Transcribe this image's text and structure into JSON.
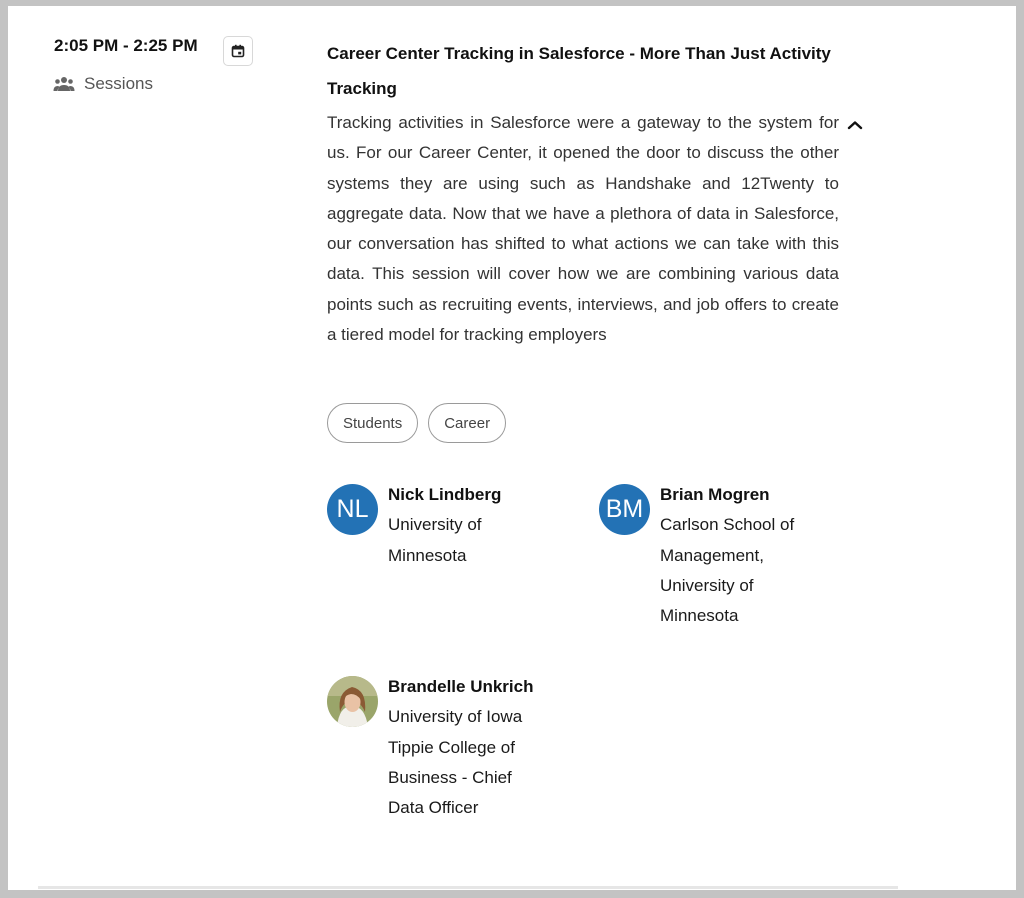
{
  "session": {
    "time": "2:05 PM - 2:25 PM",
    "type_label": "Sessions",
    "title": "Career Center Tracking in Salesforce - More Than Just Activity Tracking",
    "description": "Tracking activities in Salesforce were a gateway to the system for us. For our Career Center, it opened the door to discuss the other systems they are using such as Handshake and 12Twenty to aggregate data. Now that we have a plethora of data in Salesforce, our conversation has shifted to what actions we can take with this data. This session will cover how we are combining various data points such as recruiting events, interviews, and job offers to create a tiered model for tracking employers",
    "tags": [
      "Students",
      "Career"
    ]
  },
  "icons": {
    "calendar": "calendar-icon",
    "sessions": "group-icon",
    "collapse": "chevron-up-icon"
  },
  "speakers": [
    {
      "initials": "NL",
      "name": "Nick Lindberg",
      "org": "University of\nMinnesota"
    },
    {
      "initials": "BM",
      "name": "Brian Mogren",
      "org": "Carlson School of\nManagement,\nUniversity of\nMinnesota"
    },
    {
      "initials": "",
      "name": "Brandelle Unkrich",
      "org": "University of Iowa\nTippie College of\nBusiness - Chief\nData Officer"
    }
  ],
  "colors": {
    "avatar_blue": "#2372b5",
    "tag_border": "#9a9a9a",
    "text_muted": "#555555"
  }
}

━━━━━━━━

* Problem
Print out the material word for word, omitting the pictures.

* Exercise answer
Transcribe this image's text and structure into JSON.
{
  "session": {
    "time": "2:05 PM - 2:25 PM",
    "type_label": "Sessions",
    "title": "Career Center Tracking in Salesforce - More Than Just Activity Tracking",
    "description": "Tracking activities in Salesforce were a gateway to the system for us. For our Career Center, it opened the door to discuss the other systems they are using such as Handshake and 12Twenty to aggregate data. Now that we have a plethora of data in Salesforce, our conversation has shifted to what actions we can take with this data. This session will cover how we are combining various data points such as recruiting events, interviews, and job offers to create a tiered model for tracking employers",
    "tags": [
      "Students",
      "Career"
    ]
  },
  "icons": {
    "calendar": "calendar-icon",
    "sessions": "group-icon",
    "collapse": "chevron-up-icon"
  },
  "speakers": [
    {
      "initials": "NL",
      "name": "Nick Lindberg",
      "org": "University of\nMinnesota"
    },
    {
      "initials": "BM",
      "name": "Brian Mogren",
      "org": "Carlson School of\nManagement,\nUniversity of\nMinnesota"
    },
    {
      "initials": "",
      "name": "Brandelle Unkrich",
      "org": "University of Iowa\nTippie College of\nBusiness - Chief\nData Officer"
    }
  ],
  "colors": {
    "avatar_blue": "#2372b5",
    "tag_border": "#9a9a9a",
    "text_muted": "#555555"
  }
}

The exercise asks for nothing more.